## Problem description
Search the entries below. Return every line that has "pitch" in it.

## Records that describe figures
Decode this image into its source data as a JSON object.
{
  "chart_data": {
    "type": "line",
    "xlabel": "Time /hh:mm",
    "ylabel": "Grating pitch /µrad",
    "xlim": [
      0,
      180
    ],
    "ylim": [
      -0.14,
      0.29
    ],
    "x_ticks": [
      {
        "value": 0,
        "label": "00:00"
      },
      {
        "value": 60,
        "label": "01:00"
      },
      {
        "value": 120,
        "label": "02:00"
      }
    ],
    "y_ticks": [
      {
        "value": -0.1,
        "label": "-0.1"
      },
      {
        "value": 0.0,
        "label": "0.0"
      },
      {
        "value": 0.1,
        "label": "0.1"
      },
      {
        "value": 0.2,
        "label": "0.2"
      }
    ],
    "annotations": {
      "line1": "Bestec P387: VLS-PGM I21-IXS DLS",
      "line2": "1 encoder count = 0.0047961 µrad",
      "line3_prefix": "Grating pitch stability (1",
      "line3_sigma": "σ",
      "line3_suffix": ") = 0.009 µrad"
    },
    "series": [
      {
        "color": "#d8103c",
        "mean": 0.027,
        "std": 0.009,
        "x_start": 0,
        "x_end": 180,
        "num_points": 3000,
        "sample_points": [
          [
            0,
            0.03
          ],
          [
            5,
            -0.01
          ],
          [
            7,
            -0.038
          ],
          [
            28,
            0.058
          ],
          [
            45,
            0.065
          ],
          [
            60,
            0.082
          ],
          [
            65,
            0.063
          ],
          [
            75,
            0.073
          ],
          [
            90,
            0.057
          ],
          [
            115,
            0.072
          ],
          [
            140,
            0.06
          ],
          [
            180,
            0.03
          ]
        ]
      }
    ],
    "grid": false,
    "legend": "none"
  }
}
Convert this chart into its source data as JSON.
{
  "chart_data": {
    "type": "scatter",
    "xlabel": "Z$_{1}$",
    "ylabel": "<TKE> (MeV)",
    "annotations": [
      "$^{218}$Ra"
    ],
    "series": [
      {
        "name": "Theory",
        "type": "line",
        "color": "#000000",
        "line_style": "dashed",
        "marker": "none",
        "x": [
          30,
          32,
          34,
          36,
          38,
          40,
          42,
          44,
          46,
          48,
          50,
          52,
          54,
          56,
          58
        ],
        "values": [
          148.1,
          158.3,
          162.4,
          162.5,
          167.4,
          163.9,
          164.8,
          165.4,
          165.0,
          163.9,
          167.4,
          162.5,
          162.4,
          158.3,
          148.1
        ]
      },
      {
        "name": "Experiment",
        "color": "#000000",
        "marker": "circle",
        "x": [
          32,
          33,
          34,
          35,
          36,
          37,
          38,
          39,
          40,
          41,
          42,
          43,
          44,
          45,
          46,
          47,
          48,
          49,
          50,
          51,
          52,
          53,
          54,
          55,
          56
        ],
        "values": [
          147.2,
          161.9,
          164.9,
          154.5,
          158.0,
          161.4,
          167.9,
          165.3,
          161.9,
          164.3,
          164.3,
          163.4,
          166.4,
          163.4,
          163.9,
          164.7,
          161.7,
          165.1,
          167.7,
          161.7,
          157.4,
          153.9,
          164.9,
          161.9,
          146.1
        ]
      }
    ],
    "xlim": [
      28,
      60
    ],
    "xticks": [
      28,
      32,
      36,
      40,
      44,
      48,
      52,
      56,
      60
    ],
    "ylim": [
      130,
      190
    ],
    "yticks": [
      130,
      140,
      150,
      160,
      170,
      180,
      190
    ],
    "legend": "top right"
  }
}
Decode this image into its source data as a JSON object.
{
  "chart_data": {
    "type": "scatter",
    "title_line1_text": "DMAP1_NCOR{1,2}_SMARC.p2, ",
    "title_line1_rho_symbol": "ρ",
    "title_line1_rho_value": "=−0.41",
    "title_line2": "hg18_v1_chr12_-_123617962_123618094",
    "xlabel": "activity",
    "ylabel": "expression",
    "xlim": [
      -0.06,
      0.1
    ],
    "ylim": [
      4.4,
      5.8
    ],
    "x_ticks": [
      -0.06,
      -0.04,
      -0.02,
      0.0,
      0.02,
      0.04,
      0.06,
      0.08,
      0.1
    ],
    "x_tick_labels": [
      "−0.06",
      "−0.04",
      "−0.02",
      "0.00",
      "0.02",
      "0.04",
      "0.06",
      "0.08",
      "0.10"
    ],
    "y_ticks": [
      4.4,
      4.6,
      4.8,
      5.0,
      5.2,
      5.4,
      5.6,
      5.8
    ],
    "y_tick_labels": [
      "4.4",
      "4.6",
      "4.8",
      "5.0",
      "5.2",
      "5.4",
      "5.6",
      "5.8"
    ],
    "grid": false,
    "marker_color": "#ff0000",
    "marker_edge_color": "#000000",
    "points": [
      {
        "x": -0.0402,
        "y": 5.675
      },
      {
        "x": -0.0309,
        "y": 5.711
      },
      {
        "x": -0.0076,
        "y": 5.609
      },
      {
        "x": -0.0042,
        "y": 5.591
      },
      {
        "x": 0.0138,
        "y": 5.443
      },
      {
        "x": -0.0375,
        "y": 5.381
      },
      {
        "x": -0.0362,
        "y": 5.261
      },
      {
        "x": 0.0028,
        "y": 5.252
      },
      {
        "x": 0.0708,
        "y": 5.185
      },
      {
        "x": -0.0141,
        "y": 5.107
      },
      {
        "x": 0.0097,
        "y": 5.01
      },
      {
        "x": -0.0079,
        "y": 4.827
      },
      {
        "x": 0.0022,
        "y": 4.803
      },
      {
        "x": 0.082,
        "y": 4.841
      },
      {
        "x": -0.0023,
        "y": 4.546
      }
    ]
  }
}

## Complete answer
    "ylabel": "Grating pitch /µrad",
      "line3_prefix": "Grating pitch stability (1",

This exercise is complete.